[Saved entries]

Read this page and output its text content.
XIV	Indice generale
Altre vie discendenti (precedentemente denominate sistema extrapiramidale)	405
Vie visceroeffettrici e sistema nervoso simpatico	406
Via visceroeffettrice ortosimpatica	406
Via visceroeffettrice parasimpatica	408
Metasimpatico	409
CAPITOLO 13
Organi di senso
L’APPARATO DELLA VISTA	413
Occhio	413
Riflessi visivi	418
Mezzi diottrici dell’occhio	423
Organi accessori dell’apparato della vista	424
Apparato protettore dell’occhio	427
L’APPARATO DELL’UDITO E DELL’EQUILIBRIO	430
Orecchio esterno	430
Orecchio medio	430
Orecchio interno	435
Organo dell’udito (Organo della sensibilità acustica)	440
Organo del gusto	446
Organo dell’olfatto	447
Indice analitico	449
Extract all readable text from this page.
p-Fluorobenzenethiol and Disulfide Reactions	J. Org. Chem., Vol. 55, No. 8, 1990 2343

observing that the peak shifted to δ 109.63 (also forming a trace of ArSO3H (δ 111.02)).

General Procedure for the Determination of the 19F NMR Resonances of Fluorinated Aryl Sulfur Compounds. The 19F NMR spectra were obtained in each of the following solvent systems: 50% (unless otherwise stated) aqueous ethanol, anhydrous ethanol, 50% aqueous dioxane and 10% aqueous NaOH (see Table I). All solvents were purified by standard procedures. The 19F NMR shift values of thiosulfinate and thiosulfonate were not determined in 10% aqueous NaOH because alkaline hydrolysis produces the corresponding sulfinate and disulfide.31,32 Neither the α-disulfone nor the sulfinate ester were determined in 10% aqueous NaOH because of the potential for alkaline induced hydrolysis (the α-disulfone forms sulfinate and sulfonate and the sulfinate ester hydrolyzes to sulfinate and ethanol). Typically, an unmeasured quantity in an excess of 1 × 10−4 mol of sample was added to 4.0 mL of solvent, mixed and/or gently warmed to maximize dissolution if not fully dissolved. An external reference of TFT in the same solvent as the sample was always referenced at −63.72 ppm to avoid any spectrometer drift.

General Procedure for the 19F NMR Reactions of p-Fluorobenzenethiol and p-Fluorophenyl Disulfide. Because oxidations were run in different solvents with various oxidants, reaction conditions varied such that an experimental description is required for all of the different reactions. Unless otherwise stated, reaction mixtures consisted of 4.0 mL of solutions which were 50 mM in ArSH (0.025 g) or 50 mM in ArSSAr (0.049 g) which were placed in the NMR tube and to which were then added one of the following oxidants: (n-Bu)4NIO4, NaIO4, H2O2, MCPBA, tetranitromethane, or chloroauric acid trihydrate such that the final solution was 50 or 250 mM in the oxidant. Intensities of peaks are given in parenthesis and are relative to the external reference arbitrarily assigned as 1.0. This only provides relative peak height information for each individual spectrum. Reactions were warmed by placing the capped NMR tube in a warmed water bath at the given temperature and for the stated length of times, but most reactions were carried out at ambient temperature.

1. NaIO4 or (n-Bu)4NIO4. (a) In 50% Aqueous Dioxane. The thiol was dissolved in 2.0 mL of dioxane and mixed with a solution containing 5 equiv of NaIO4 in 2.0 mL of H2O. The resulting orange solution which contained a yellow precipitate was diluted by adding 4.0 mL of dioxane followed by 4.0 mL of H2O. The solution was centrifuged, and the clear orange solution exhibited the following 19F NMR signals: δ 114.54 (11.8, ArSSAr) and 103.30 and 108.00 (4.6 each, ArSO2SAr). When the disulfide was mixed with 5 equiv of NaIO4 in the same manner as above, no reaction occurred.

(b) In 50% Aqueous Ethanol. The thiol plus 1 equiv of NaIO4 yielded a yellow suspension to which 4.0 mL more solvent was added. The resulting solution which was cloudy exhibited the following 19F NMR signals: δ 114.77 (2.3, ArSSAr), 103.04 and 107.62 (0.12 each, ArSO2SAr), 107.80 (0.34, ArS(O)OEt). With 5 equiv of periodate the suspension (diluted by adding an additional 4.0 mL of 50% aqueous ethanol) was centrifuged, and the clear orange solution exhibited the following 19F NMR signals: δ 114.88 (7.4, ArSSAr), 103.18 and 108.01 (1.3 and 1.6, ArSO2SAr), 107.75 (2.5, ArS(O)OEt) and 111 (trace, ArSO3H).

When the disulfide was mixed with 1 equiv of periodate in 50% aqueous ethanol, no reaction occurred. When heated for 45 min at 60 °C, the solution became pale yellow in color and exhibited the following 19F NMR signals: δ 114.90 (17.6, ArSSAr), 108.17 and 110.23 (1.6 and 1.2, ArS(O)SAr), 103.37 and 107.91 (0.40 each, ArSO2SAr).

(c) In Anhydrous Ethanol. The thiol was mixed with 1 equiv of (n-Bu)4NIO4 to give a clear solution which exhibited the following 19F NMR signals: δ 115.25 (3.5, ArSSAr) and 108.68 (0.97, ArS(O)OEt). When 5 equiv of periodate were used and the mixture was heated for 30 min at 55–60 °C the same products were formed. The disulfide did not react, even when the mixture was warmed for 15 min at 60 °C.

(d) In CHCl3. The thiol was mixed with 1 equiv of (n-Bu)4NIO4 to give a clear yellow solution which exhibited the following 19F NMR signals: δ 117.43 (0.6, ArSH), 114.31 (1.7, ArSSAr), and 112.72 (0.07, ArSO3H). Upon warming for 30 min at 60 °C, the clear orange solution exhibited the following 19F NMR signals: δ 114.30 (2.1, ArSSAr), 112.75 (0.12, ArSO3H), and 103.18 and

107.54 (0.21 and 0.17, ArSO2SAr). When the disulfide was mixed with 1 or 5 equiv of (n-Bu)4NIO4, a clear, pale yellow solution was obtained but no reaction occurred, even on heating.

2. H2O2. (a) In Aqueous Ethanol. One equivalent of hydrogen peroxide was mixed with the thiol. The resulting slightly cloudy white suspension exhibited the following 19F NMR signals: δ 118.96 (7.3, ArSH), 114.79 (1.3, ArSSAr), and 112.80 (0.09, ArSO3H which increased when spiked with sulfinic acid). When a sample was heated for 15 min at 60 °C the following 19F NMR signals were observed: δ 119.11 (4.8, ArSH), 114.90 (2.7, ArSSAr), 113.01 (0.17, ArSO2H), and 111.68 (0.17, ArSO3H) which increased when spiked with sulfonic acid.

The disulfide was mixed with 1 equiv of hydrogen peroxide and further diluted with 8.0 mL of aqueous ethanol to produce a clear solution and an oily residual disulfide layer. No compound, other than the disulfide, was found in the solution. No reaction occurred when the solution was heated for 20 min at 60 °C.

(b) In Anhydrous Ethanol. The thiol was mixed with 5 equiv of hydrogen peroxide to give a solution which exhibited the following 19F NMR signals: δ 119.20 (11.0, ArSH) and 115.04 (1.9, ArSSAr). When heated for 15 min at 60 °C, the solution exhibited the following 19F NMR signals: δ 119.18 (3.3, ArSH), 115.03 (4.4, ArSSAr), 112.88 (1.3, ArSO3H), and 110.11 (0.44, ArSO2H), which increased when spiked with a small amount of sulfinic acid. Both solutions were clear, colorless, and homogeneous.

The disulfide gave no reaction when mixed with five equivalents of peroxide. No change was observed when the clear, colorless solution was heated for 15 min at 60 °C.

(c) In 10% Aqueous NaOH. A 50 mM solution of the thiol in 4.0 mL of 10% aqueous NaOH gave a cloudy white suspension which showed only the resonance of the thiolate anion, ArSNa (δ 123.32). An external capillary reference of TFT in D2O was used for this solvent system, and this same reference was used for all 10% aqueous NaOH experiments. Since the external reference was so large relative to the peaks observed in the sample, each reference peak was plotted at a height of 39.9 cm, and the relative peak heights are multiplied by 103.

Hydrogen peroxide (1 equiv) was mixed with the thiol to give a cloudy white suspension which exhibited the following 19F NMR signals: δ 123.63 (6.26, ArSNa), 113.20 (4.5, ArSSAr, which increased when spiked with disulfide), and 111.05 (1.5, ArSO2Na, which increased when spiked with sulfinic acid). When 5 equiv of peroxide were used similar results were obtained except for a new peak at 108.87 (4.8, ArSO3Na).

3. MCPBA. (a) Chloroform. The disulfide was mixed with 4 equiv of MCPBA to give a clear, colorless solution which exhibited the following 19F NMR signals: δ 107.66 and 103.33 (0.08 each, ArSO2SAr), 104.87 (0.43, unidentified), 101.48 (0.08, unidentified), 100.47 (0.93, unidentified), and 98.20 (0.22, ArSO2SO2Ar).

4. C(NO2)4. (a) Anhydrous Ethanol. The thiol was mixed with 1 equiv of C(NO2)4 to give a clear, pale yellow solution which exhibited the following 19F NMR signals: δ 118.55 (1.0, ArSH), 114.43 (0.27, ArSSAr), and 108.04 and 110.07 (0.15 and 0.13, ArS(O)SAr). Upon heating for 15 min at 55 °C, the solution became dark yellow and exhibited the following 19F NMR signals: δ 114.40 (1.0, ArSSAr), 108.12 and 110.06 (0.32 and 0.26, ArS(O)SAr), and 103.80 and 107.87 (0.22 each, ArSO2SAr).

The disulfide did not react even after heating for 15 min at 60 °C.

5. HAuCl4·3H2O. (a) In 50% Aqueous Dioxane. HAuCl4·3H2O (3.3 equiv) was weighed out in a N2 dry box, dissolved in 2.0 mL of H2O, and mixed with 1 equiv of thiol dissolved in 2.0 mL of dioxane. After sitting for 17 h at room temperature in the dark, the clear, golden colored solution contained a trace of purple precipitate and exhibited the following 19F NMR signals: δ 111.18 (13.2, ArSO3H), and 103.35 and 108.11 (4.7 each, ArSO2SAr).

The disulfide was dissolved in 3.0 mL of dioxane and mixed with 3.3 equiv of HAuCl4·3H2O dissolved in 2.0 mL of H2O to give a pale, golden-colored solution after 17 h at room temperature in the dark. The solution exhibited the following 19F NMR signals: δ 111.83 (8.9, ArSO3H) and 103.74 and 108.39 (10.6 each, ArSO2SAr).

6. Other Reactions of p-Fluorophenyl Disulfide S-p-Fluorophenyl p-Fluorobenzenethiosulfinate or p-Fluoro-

_The problem_
Find each line holding the string "Orecchio" and copy it out.

_Solution_
Orecchio esterno	430
Orecchio medio	430
Orecchio interno	435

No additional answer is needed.